═══ Material supplied
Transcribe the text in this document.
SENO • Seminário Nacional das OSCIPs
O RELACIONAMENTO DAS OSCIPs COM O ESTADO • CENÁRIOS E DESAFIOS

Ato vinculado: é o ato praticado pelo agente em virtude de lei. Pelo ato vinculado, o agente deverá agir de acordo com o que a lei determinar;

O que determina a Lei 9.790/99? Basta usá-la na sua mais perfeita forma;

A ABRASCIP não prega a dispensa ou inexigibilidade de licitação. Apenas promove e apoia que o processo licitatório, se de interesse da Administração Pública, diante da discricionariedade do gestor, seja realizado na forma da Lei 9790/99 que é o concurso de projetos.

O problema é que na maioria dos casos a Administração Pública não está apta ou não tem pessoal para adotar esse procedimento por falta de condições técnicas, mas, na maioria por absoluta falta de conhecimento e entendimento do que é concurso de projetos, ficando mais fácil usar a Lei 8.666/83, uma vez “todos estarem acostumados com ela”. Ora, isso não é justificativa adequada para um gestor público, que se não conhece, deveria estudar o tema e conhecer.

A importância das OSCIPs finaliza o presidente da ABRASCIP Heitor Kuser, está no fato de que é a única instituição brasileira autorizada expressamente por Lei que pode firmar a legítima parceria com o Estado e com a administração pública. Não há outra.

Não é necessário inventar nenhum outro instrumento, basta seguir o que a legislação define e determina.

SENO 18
══════
__Given instruction__:
The lines to collect are those holding the string "SENO"; copy them all.

__Result__:
SENO • Seminário Nacional das OSCIPs
SENO 18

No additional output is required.